### À compléter
[1] Recopiez fidèlement le passage du texte sur Ronda qui va de « Pour le touristo-cinéphile-aficionado » à « matador Antonio Ordoñez. ».
[2] D'après le texte sur Ronda, où les cendres d'Orson Welles ont-elles été dispersées ?

Pour le touristo-cinéphile-aficionado que je suis, impossible de ne pas faire le pèlerinage à Ronda quand on est à Malaga. Ronda, la cité andalouse de carte postale sur son piton rocheux. Une vraie ville taurine avec ses dynasties de toreros mythiques et ses sublimes arènes du XVIIIéme siècle. C'est aussi à Ronda que les cendres d'Orson Welles reposent pour l'éternité, dispersées dans la finca du grand matador Antonio Ordoñez. 
Ronda est une petite ville magnifique. Orson Welles a du goût parce qu'on se sent bien ici et on y passerait bien plus de temps. J'avais pris mes quartiers chez Jose Ramon par l'intermédiaire de Airbnb. A un prix indécent de bassesse je résidais donc dans un grand appartement en plein cœur de Ronda. JR m’accueillit en uniforme fluorescent d’employé municipal chargé du nettoyage de la ville. J’étais encore plus surprit en entrant dans son appartement aux 3 chambres, salon, cour intérieure, le tout nickel chrome. En cadeau de bienvenu il m’offrit un verre de son gazpacho fait maison. Très bon et meilleur qu’au Pimpi. J’imaginais qui pourrait se payer un appartement équivalent de ce standing de 100m2 à Paris? Certainement pas un employé municipal!! La qualité de vie de Jose Ramon me faisait halluciner. Un mini robot aspirateur rond autonome se déplaçait dans tout l’appartement ne laissant plus aucune poussière à l’horizon. En tout cas Jose ne semblait pas travailler l’aprés midi… Après son repas et la sieste il est parti faire du vélo. Manquerait plus que sa femme ressemble à Pénélope Cruz et c’est pourtant ce que semblait indiquer une photo dans un cadre. J’imaginais les loyers de Ronda en rêvant bien que JR me dit trouver la vie ennuyeuse à Ronda… En tout cas j’avais trouvé un plan Airbnb de rêve!

### Données sources

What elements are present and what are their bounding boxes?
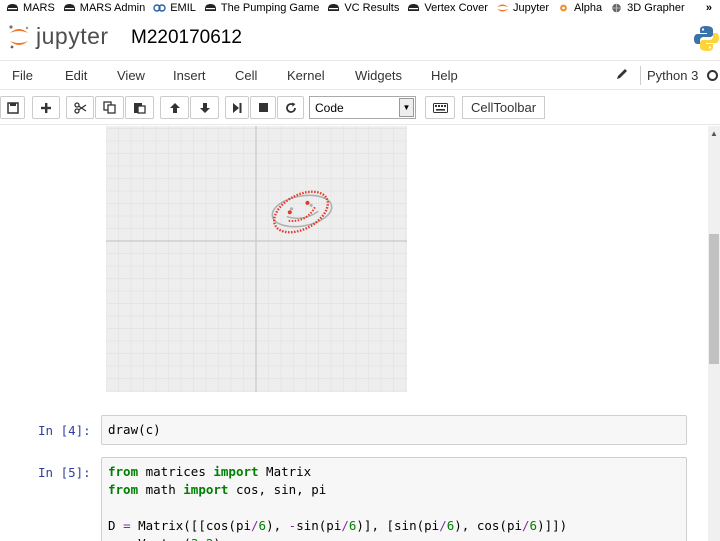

### Réponses attendues
[1]
Pour le touristo-cinéphile-aficionado que je suis, impossible de ne pas faire le pèlerinage à Ronda quand on est à Malaga. Ronda, la cité andalouse de carte postale sur son piton rocheux. Une vraie ville taurine avec ses dynasties de toreros mythiques et ses sublimes arènes du XVIIIéme siècle. C'est aussi à Ronda que les cendres d'Orson Welles reposent pour l'éternité, dispersées dans la finca du grand matador Antonio Ordoñez.

[2] Dans la finca du grand matador Antonio Ordoñez, à Ronda.